[Dataset records]

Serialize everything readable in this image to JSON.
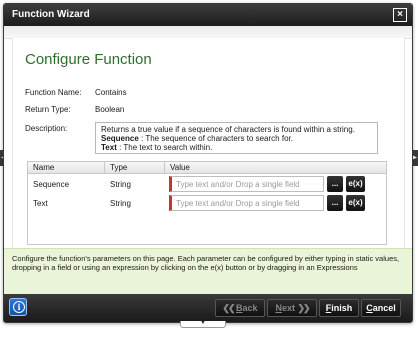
{
  "window": {
    "title": "Function Wizard",
    "close_glyph": "×"
  },
  "page": {
    "heading": "Configure Function"
  },
  "fields": {
    "name_label": "Function Name:",
    "name_value": "Contains",
    "return_label": "Return Type:",
    "return_value": "Boolean",
    "description_label": "Description:",
    "description": {
      "line1": "Returns a true value if a sequence of characters is found within a string.",
      "line2_term": "Sequence",
      "line2_rest": " : The sequence of characters to search for.",
      "line3_term": "Text",
      "line3_rest": " : The text to search within."
    }
  },
  "grid": {
    "columns": [
      "Name",
      "Type",
      "Value"
    ],
    "rows": [
      {
        "name": "Sequence",
        "type": "String",
        "value": "",
        "placeholder": "Type text and/or Drop a single field"
      },
      {
        "name": "Text",
        "type": "String",
        "value": "",
        "placeholder": "Type text and/or Drop a single field"
      }
    ],
    "dots_label": "...",
    "expr_label": "e(x)"
  },
  "info": {
    "text": "Configure the function's parameters on this page. Each parameter can be configured by either typing in static values, dropping in a field or using an expression by clicking on the e(x) button or by dragging in an Expressions"
  },
  "footer": {
    "info_glyph": "i",
    "back_prefix": "B",
    "back_rest": "ack",
    "next_prefix": "N",
    "next_rest": "ext",
    "finish_prefix": "F",
    "finish_rest": "inish",
    "cancel_prefix": "C",
    "cancel_rest": "ancel"
  },
  "icons": {
    "left_tab": "caret-left-icon",
    "right_tab": "caret-right-icon",
    "bottom_handle": "caret-down-icon"
  },
  "colors": {
    "heading_green": "#2f6e2f",
    "info_panel_bg": "#e9f4d9",
    "required_marker": "#c0392b",
    "info_button_blue": "#1f6ac6"
  }
}
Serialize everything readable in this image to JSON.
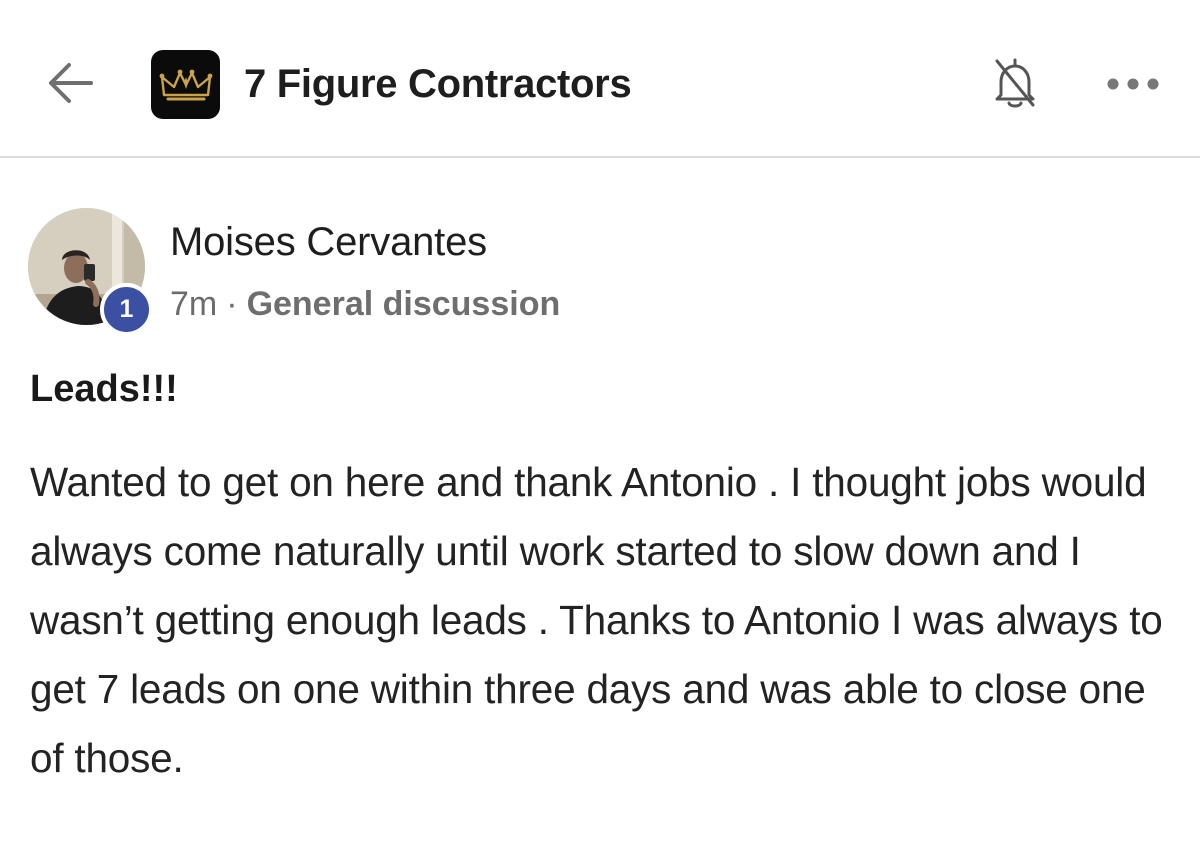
{
  "header": {
    "group_name": "7 Figure Contractors",
    "icons": [
      "arrow-left-icon",
      "crown-logo",
      "bell-off-icon",
      "more-horizontal-icon"
    ]
  },
  "post": {
    "author": "Moises Cervantes",
    "level": "1",
    "time": "7m",
    "separator": "·",
    "category": "General discussion",
    "title": "Leads!!!",
    "body": "Wanted to get on here and thank Antonio . I thought jobs would always come naturally until work started to slow down and I wasn’t getting enough leads . Thanks to Antonio I was always to get 7 leads on one within three days and was able to close one of those."
  },
  "colors": {
    "badge": "#3b4fa3",
    "logo_bg": "#0b0b0b",
    "logo_crown": "#c9a24a",
    "meta_text": "#6e6e6e",
    "divider": "#dcdcdc"
  }
}
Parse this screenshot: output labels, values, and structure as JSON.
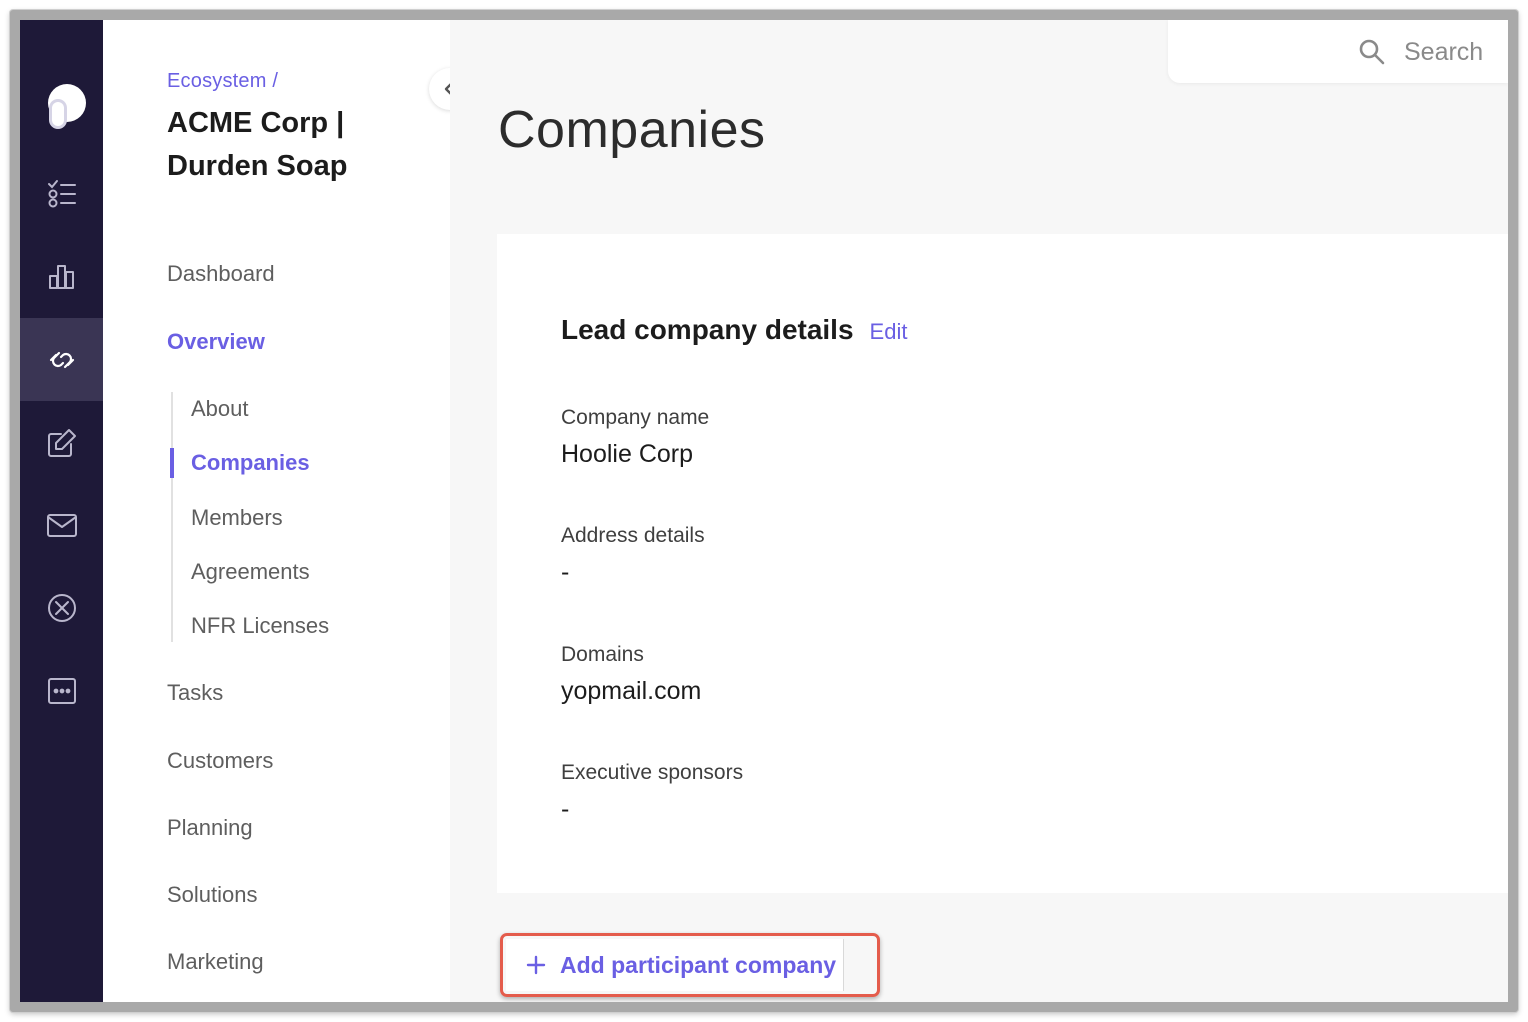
{
  "breadcrumb": "Ecosystem /",
  "project_title": "ACME Corp | Durden Soap",
  "rail": {
    "icons": [
      "app-logo-icon",
      "checklist-icon",
      "bar-chart-icon",
      "link-icon",
      "edit-icon",
      "mail-icon",
      "cancel-circle-icon",
      "more-icon"
    ],
    "active": "link-icon"
  },
  "nav": {
    "items": [
      {
        "label": "Dashboard",
        "active": false
      },
      {
        "label": "Overview",
        "active": true
      },
      {
        "label": "Tasks",
        "active": false
      },
      {
        "label": "Customers",
        "active": false
      },
      {
        "label": "Planning",
        "active": false
      },
      {
        "label": "Solutions",
        "active": false
      },
      {
        "label": "Marketing",
        "active": false
      }
    ],
    "sub_items": [
      {
        "label": "About",
        "active": false
      },
      {
        "label": "Companies",
        "active": true
      },
      {
        "label": "Members",
        "active": false
      },
      {
        "label": "Agreements",
        "active": false
      },
      {
        "label": "NFR Licenses",
        "active": false
      }
    ]
  },
  "search": {
    "placeholder": "Search"
  },
  "page_title": "Companies",
  "card": {
    "title": "Lead company details",
    "edit_label": "Edit",
    "fields": [
      {
        "label": "Company name",
        "value": "Hoolie Corp"
      },
      {
        "label": "Address details",
        "value": "-"
      },
      {
        "label": "Domains",
        "value": "yopmail.com"
      },
      {
        "label": "Executive sponsors",
        "value": "-"
      }
    ]
  },
  "add_button": {
    "label": "Add participant company"
  },
  "colors": {
    "accent": "#6a5fe3",
    "rail_bg": "#1e1938",
    "rail_active": "#3a3554",
    "highlight": "#e45c4c"
  }
}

-- What needs to be done --
Leave the pictures out, and print every line of the listing exactly as written.

-- Final result --
Serialize everything readable in this image to JSON.
{
  "window": {
    "title": "Function Wizard",
    "close_glyph": "×"
  },
  "page": {
    "heading": "Configure Function"
  },
  "fields": {
    "name_label": "Function Name:",
    "name_value": "Contains",
    "return_label": "Return Type:",
    "return_value": "Boolean",
    "description_label": "Description:",
    "description": {
      "line1": "Returns a true value if a sequence of characters is found within a string.",
      "line2_term": "Sequence",
      "line2_rest": " : The sequence of characters to search for.",
      "line3_term": "Text",
      "line3_rest": " : The text to search within."
    }
  },
  "grid": {
    "columns": [
      "Name",
      "Type",
      "Value"
    ],
    "rows": [
      {
        "name": "Sequence",
        "type": "String",
        "value": "",
        "placeholder": "Type text and/or Drop a single field"
      },
      {
        "name": "Text",
        "type": "String",
        "value": "",
        "placeholder": "Type text and/or Drop a single field"
      }
    ],
    "dots_label": "...",
    "expr_label": "e(x)"
  },
  "info": {
    "text": "Configure the function's parameters on this page. Each parameter can be configured by either typing in static values, dropping in a field or using an expression by clicking on the e(x) button or by dragging in an Expressions"
  },
  "footer": {
    "info_glyph": "i",
    "back_prefix": "B",
    "back_rest": "ack",
    "next_prefix": "N",
    "next_rest": "ext",
    "finish_prefix": "F",
    "finish_rest": "inish",
    "cancel_prefix": "C",
    "cancel_rest": "ancel"
  },
  "icons": {
    "left_tab": "caret-left-icon",
    "right_tab": "caret-right-icon",
    "bottom_handle": "caret-down-icon"
  },
  "colors": {
    "heading_green": "#2f6e2f",
    "info_panel_bg": "#e9f4d9",
    "required_marker": "#c0392b",
    "info_button_blue": "#1f6ac6"
  }
}
Serialize everything readable in this image to JSON.
{
  "header": {
    "group_name": "7 Figure Contractors",
    "icons": [
      "arrow-left-icon",
      "crown-logo",
      "bell-off-icon",
      "more-horizontal-icon"
    ]
  },
  "post": {
    "author": "Moises Cervantes",
    "level": "1",
    "time": "7m",
    "separator": "·",
    "category": "General discussion",
    "title": "Leads!!!",
    "body": "Wanted to get on here and thank Antonio . I thought jobs would always come naturally until work started to slow down and I wasn’t getting enough leads . Thanks to Antonio I was always to get 7 leads on one within three days and was able to close one of those."
  },
  "colors": {
    "badge": "#3b4fa3",
    "logo_bg": "#0b0b0b",
    "logo_crown": "#c9a24a",
    "meta_text": "#6e6e6e",
    "divider": "#dcdcdc"
  }
}
Parse this screenshot: output labels, values, and structure as JSON.
{
  "breadcrumb": "Ecosystem /",
  "project_title": "ACME Corp | Durden Soap",
  "rail": {
    "icons": [
      "app-logo-icon",
      "checklist-icon",
      "bar-chart-icon",
      "link-icon",
      "edit-icon",
      "mail-icon",
      "cancel-circle-icon",
      "more-icon"
    ],
    "active": "link-icon"
  },
  "nav": {
    "items": [
      {
        "label": "Dashboard",
        "active": false
      },
      {
        "label": "Overview",
        "active": true
      },
      {
        "label": "Tasks",
        "active": false
      },
      {
        "label": "Customers",
        "active": false
      },
      {
        "label": "Planning",
        "active": false
      },
      {
        "label": "Solutions",
        "active": false
      },
      {
        "label": "Marketing",
        "active": false
      }
    ],
    "sub_items": [
      {
        "label": "About",
        "active": false
      },
      {
        "label": "Companies",
        "active": true
      },
      {
        "label": "Members",
        "active": false
      },
      {
        "label": "Agreements",
        "active": false
      },
      {
        "label": "NFR Licenses",
        "active": false
      }
    ]
  },
  "search": {
    "placeholder": "Search"
  },
  "page_title": "Companies",
  "card": {
    "title": "Lead company details",
    "edit_label": "Edit",
    "fields": [
      {
        "label": "Company name",
        "value": "Hoolie Corp"
      },
      {
        "label": "Address details",
        "value": "-"
      },
      {
        "label": "Domains",
        "value": "yopmail.com"
      },
      {
        "label": "Executive sponsors",
        "value": "-"
      }
    ]
  },
  "add_button": {
    "label": "Add participant company"
  },
  "colors": {
    "accent": "#6a5fe3",
    "rail_bg": "#1e1938",
    "rail_active": "#3a3554",
    "highlight": "#e45c4c"
  }
}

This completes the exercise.